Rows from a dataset
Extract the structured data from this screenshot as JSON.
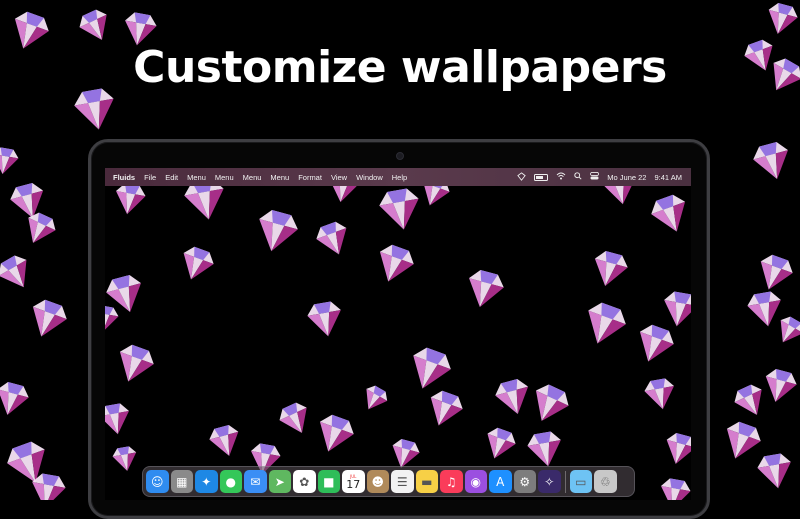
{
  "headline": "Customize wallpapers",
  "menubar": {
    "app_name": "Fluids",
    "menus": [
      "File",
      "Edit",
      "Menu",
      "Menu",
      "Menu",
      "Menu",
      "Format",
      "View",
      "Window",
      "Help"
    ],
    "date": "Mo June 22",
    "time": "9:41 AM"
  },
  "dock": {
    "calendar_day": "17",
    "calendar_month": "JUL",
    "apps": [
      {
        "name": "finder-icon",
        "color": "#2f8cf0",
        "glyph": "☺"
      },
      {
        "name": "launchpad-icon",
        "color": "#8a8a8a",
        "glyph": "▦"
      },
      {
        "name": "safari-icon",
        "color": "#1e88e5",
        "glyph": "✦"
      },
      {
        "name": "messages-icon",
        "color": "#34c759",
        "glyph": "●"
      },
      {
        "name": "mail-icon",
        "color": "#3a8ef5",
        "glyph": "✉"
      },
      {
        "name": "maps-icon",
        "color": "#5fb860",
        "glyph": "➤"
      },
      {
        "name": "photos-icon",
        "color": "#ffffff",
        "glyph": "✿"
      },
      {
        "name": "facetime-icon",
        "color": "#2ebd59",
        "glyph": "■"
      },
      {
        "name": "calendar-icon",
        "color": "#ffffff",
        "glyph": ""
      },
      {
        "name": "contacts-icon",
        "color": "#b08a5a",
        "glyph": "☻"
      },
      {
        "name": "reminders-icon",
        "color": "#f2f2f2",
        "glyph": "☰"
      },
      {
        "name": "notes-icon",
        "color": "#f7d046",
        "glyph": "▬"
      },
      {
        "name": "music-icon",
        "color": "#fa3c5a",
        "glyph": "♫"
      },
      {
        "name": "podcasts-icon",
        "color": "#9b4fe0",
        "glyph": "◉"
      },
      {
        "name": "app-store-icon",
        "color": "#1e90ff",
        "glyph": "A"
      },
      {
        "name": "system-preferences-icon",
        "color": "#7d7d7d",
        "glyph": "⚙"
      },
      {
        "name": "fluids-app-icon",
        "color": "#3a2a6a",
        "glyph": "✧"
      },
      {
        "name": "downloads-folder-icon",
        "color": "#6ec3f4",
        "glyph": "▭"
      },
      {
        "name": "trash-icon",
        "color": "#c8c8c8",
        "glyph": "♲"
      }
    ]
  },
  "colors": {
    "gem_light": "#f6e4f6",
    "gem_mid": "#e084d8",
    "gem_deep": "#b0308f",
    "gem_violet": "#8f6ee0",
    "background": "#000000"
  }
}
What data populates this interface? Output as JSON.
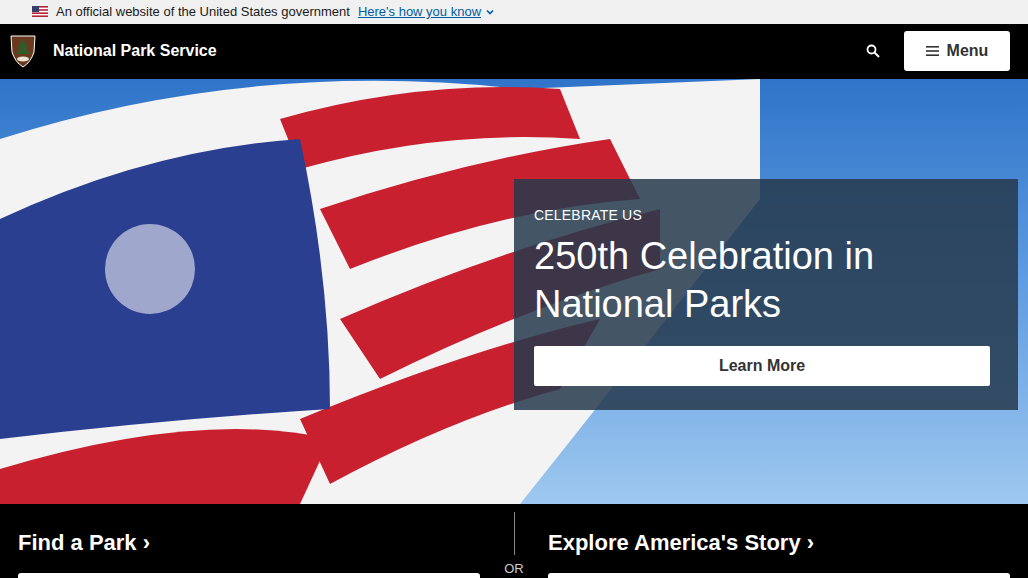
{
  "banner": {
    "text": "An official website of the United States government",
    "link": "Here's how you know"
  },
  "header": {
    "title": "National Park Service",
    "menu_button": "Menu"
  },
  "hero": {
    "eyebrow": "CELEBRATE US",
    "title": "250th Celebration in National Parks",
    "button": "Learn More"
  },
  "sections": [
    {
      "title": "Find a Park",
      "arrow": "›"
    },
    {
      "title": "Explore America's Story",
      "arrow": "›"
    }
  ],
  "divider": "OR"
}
==
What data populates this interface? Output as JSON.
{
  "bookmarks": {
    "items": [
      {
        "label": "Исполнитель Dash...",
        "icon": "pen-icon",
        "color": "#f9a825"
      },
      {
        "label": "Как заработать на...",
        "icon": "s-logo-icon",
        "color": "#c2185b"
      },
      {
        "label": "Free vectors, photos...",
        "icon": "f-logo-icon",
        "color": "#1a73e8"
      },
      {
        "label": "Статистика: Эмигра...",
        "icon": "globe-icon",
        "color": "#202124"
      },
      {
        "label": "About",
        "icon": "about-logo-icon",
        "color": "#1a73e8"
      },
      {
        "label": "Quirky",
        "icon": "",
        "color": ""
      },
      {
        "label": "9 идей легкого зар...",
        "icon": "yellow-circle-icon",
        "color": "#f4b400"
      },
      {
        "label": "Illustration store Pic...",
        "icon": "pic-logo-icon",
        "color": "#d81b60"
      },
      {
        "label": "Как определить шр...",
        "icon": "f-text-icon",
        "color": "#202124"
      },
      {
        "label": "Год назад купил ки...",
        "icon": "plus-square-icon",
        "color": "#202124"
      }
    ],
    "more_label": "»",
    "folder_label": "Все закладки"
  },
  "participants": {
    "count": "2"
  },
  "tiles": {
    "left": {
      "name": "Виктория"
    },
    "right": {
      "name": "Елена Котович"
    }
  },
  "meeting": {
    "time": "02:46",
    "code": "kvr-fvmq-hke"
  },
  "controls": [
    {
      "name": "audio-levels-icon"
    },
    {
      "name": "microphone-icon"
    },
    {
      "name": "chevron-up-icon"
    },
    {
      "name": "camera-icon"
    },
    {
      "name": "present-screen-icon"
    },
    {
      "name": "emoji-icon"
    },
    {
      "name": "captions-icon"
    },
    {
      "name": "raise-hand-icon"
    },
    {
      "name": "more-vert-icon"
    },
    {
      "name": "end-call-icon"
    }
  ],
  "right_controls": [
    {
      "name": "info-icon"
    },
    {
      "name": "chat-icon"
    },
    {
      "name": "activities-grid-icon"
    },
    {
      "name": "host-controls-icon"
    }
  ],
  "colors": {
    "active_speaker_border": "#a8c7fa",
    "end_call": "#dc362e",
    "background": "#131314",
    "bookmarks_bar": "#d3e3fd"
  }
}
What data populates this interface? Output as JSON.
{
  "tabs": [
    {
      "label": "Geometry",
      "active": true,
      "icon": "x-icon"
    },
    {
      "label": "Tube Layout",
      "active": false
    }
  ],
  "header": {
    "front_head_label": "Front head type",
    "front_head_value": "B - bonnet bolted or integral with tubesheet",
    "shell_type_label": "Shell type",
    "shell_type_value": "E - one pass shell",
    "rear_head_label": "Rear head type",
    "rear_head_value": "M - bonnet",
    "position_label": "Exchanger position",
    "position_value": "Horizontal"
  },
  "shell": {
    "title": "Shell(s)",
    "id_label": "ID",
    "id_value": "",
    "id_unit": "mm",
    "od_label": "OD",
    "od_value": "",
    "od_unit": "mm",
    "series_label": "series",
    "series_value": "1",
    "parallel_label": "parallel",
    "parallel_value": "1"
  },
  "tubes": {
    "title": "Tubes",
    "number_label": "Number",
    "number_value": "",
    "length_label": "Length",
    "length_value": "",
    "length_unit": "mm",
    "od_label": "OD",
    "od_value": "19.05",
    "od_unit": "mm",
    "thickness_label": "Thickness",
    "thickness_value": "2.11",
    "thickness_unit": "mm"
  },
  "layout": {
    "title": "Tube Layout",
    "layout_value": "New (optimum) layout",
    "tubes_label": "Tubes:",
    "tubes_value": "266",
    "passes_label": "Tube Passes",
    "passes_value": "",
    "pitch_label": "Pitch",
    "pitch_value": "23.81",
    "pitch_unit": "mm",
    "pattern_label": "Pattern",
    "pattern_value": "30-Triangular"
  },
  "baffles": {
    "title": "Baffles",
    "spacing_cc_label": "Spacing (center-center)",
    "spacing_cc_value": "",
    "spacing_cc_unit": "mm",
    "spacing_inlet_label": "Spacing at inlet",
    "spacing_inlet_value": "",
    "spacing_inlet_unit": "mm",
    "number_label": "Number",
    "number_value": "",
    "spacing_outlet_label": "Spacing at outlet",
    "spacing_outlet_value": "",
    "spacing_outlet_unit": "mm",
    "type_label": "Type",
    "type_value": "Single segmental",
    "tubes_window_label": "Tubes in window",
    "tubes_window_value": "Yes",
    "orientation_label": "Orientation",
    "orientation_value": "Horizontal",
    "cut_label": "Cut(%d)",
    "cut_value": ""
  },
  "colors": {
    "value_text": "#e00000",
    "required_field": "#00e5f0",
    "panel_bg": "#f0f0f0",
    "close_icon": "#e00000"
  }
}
---
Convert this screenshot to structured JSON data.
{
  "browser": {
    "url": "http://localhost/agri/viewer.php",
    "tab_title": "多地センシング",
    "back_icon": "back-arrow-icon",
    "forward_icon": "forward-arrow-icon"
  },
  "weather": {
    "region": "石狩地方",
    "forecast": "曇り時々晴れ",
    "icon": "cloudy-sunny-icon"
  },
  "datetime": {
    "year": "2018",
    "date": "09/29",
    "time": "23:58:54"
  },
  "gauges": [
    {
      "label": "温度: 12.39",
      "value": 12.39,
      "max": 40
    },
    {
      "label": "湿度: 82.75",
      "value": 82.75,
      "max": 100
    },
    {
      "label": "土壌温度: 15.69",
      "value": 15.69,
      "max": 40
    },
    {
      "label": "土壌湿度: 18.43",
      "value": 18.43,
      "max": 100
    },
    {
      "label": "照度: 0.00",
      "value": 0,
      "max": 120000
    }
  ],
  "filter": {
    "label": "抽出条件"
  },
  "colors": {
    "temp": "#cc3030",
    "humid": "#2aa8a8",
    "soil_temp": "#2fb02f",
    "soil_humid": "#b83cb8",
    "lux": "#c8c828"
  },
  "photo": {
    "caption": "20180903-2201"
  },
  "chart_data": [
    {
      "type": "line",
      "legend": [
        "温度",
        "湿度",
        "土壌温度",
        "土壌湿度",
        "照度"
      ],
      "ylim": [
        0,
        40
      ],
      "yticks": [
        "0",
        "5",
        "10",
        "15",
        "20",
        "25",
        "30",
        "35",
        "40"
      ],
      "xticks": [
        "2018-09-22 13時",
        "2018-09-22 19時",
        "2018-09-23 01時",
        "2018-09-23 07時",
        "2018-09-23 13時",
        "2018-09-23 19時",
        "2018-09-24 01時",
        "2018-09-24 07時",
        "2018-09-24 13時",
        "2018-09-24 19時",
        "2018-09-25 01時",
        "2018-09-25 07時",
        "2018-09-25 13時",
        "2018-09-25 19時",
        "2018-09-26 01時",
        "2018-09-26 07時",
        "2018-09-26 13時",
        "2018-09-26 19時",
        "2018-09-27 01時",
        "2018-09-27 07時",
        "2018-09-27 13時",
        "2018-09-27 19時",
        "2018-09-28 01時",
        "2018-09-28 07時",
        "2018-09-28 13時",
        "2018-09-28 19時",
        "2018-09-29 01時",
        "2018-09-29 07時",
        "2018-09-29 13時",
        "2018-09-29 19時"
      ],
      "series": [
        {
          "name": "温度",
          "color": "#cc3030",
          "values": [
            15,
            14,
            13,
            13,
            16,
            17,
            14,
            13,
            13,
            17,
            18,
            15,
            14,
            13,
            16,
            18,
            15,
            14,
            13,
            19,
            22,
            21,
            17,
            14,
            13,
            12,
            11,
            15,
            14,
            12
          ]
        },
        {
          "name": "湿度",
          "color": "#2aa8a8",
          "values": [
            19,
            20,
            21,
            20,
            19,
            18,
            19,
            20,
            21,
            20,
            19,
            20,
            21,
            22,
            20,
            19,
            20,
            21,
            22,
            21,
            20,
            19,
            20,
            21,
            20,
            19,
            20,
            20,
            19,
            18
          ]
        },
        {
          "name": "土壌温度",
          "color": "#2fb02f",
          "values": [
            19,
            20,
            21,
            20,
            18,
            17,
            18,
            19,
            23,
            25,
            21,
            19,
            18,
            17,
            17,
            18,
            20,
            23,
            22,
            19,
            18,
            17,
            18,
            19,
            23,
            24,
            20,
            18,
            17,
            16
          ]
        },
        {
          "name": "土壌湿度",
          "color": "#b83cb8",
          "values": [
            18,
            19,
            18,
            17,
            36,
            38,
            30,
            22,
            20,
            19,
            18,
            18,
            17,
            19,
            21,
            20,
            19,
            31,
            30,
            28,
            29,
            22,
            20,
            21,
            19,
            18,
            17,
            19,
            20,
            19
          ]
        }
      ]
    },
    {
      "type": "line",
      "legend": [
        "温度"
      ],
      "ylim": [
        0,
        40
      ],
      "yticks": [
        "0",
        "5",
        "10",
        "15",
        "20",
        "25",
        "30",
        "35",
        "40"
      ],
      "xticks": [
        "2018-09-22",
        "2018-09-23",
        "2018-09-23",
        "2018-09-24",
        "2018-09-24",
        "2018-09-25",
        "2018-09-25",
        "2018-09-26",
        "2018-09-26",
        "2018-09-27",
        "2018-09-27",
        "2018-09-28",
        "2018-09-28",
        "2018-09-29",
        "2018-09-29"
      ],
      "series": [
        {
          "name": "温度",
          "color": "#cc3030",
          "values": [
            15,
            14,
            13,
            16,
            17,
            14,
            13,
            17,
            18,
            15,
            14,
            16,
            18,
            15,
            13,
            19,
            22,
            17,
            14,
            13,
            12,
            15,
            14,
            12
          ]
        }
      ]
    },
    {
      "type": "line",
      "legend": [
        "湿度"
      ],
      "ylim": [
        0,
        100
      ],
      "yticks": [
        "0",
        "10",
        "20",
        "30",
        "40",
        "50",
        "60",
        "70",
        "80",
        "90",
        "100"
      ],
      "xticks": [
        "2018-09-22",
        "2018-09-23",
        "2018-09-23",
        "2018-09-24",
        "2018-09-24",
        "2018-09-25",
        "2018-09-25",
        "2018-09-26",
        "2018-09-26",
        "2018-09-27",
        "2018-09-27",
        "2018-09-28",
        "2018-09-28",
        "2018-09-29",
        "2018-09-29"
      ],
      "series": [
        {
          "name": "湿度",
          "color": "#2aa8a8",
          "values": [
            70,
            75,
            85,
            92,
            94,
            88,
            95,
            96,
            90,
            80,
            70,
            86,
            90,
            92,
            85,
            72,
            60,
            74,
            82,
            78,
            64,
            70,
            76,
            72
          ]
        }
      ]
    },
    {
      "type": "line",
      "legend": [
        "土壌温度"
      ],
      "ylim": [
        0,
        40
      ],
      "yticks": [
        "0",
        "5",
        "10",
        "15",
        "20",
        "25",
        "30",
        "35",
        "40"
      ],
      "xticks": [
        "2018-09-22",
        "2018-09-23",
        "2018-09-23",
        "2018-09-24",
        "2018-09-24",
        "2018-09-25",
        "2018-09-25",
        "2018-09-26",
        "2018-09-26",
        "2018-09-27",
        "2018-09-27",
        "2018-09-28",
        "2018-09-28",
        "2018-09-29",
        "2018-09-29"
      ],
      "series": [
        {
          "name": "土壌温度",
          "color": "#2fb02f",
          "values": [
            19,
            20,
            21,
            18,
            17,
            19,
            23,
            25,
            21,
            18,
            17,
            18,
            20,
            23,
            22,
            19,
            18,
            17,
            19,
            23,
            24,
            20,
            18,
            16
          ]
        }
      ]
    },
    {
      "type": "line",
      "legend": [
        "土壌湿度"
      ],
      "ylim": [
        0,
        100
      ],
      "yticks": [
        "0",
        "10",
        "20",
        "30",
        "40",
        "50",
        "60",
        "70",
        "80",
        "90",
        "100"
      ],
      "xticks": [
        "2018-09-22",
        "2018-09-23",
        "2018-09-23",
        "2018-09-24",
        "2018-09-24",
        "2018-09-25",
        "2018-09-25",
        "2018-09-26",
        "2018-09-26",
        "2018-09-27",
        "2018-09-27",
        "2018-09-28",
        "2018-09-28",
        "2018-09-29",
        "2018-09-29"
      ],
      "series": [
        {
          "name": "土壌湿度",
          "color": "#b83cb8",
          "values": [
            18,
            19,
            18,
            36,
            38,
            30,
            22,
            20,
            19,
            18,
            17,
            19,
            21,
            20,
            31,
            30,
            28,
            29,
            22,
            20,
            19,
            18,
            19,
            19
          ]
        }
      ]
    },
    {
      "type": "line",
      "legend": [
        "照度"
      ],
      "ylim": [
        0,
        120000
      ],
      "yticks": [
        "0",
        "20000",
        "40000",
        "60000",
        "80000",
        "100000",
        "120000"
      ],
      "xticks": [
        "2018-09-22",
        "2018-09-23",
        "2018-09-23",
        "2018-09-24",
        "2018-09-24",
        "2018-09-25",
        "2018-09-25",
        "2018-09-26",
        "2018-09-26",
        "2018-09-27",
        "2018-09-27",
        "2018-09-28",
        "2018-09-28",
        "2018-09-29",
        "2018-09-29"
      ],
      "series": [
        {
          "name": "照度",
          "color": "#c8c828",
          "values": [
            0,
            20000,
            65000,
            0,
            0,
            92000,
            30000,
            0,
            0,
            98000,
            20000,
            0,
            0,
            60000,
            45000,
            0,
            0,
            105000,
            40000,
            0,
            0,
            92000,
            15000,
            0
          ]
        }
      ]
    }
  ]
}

• **Exercise instructions**: Copy out all lines that carry the word "logo".

• **The reply**:
        "icon": "s-logo-icon",
        "icon": "f-logo-icon",
        "icon": "about-logo-icon",
        "icon": "pic-logo-icon",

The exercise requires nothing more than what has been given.